SHORT EXERCISE -> Without the pictures, return each record as it appears.

EXERCISE INPUTS ->
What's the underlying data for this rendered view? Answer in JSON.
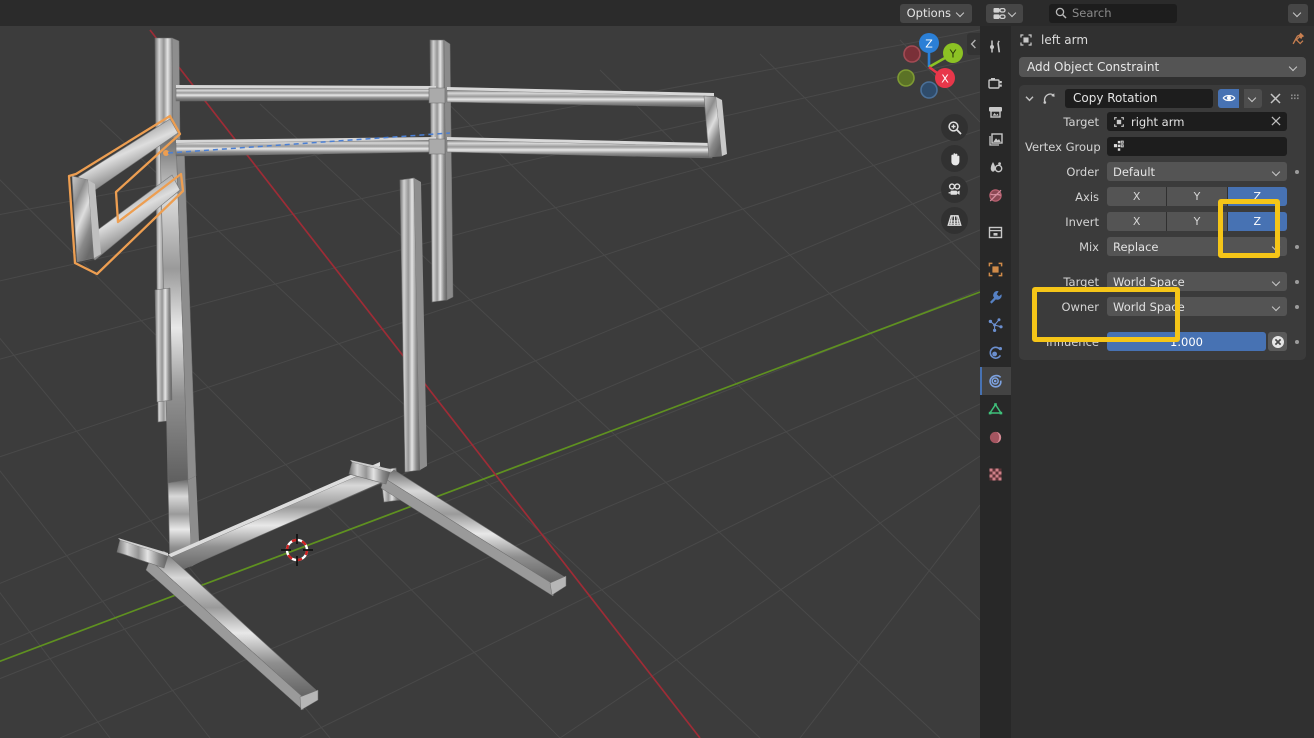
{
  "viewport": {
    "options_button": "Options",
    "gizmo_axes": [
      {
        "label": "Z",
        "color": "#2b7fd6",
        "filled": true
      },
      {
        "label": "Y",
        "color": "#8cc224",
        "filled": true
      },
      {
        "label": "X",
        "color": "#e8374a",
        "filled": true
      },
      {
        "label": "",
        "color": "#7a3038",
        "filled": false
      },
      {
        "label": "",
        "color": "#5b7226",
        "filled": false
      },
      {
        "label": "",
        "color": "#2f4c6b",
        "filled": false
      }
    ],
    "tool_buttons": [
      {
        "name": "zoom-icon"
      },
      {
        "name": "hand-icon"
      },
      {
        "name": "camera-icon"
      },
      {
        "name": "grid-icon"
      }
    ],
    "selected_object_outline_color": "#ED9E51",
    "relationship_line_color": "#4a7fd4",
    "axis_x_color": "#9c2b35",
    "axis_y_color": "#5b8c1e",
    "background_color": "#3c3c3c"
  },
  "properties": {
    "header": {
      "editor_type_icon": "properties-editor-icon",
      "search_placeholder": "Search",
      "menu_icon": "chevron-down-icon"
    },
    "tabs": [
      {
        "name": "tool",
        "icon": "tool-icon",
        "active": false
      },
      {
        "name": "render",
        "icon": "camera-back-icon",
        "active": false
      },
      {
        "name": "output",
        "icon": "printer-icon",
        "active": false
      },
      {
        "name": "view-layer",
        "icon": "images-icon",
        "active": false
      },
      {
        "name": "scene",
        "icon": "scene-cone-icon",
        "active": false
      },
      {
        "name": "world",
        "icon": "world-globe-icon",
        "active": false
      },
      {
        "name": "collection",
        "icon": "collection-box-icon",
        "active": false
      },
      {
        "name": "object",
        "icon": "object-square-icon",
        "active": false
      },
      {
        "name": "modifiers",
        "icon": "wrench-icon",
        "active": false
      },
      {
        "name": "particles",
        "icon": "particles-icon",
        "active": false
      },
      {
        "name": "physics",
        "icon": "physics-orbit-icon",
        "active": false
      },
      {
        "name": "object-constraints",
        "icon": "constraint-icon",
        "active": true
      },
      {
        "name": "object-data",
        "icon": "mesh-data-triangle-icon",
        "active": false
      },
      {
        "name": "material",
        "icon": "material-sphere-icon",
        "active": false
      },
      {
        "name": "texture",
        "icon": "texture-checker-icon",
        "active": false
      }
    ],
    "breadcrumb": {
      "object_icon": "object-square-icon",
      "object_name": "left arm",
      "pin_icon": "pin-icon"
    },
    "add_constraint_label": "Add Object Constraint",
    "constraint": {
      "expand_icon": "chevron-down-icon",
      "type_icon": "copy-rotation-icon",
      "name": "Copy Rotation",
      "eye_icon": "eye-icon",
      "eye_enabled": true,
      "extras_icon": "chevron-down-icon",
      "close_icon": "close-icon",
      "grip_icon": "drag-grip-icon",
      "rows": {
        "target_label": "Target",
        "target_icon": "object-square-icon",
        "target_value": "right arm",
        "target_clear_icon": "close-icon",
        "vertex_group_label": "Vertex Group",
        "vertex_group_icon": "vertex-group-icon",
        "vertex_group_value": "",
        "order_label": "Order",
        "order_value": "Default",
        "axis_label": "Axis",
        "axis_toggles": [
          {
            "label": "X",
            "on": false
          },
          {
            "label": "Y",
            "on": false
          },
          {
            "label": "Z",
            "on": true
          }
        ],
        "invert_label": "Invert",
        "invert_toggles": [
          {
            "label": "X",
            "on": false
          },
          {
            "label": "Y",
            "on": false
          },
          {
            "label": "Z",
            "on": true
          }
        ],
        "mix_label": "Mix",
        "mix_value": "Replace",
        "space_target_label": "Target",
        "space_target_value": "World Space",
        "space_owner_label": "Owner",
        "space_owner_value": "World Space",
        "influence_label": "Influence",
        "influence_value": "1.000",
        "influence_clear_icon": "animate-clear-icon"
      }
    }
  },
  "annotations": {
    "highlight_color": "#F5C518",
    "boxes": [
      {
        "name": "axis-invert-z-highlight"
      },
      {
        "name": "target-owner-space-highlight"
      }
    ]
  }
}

REPLY ->
What's the underlying data for this rendered view? Answer in JSON.
{
  "viewport": {
    "options_button": "Options",
    "gizmo_axes": [
      {
        "label": "Z",
        "color": "#2b7fd6",
        "filled": true
      },
      {
        "label": "Y",
        "color": "#8cc224",
        "filled": true
      },
      {
        "label": "X",
        "color": "#e8374a",
        "filled": true
      },
      {
        "label": "",
        "color": "#7a3038",
        "filled": false
      },
      {
        "label": "",
        "color": "#5b7226",
        "filled": false
      },
      {
        "label": "",
        "color": "#2f4c6b",
        "filled": false
      }
    ],
    "tool_buttons": [
      {
        "name": "zoom-icon"
      },
      {
        "name": "hand-icon"
      },
      {
        "name": "camera-icon"
      },
      {
        "name": "grid-icon"
      }
    ],
    "selected_object_outline_color": "#ED9E51",
    "relationship_line_color": "#4a7fd4",
    "axis_x_color": "#9c2b35",
    "axis_y_color": "#5b8c1e",
    "background_color": "#3c3c3c"
  },
  "properties": {
    "header": {
      "editor_type_icon": "properties-editor-icon",
      "search_placeholder": "Search",
      "menu_icon": "chevron-down-icon"
    },
    "tabs": [
      {
        "name": "tool",
        "icon": "tool-icon",
        "active": false
      },
      {
        "name": "render",
        "icon": "camera-back-icon",
        "active": false
      },
      {
        "name": "output",
        "icon": "printer-icon",
        "active": false
      },
      {
        "name": "view-layer",
        "icon": "images-icon",
        "active": false
      },
      {
        "name": "scene",
        "icon": "scene-cone-icon",
        "active": false
      },
      {
        "name": "world",
        "icon": "world-globe-icon",
        "active": false
      },
      {
        "name": "collection",
        "icon": "collection-box-icon",
        "active": false
      },
      {
        "name": "object",
        "icon": "object-square-icon",
        "active": false
      },
      {
        "name": "modifiers",
        "icon": "wrench-icon",
        "active": false
      },
      {
        "name": "particles",
        "icon": "particles-icon",
        "active": false
      },
      {
        "name": "physics",
        "icon": "physics-orbit-icon",
        "active": false
      },
      {
        "name": "object-constraints",
        "icon": "constraint-icon",
        "active": true
      },
      {
        "name": "object-data",
        "icon": "mesh-data-triangle-icon",
        "active": false
      },
      {
        "name": "material",
        "icon": "material-sphere-icon",
        "active": false
      },
      {
        "name": "texture",
        "icon": "texture-checker-icon",
        "active": false
      }
    ],
    "breadcrumb": {
      "object_icon": "object-square-icon",
      "object_name": "left arm",
      "pin_icon": "pin-icon"
    },
    "add_constraint_label": "Add Object Constraint",
    "constraint": {
      "expand_icon": "chevron-down-icon",
      "type_icon": "copy-rotation-icon",
      "name": "Copy Rotation",
      "eye_icon": "eye-icon",
      "eye_enabled": true,
      "extras_icon": "chevron-down-icon",
      "close_icon": "close-icon",
      "grip_icon": "drag-grip-icon",
      "rows": {
        "target_label": "Target",
        "target_icon": "object-square-icon",
        "target_value": "right arm",
        "target_clear_icon": "close-icon",
        "vertex_group_label": "Vertex Group",
        "vertex_group_icon": "vertex-group-icon",
        "vertex_group_value": "",
        "order_label": "Order",
        "order_value": "Default",
        "axis_label": "Axis",
        "axis_toggles": [
          {
            "label": "X",
            "on": false
          },
          {
            "label": "Y",
            "on": false
          },
          {
            "label": "Z",
            "on": true
          }
        ],
        "invert_label": "Invert",
        "invert_toggles": [
          {
            "label": "X",
            "on": false
          },
          {
            "label": "Y",
            "on": false
          },
          {
            "label": "Z",
            "on": true
          }
        ],
        "mix_label": "Mix",
        "mix_value": "Replace",
        "space_target_label": "Target",
        "space_target_value": "World Space",
        "space_owner_label": "Owner",
        "space_owner_value": "World Space",
        "influence_label": "Influence",
        "influence_value": "1.000",
        "influence_clear_icon": "animate-clear-icon"
      }
    }
  },
  "annotations": {
    "highlight_color": "#F5C518",
    "boxes": [
      {
        "name": "axis-invert-z-highlight"
      },
      {
        "name": "target-owner-space-highlight"
      }
    ]
  }
}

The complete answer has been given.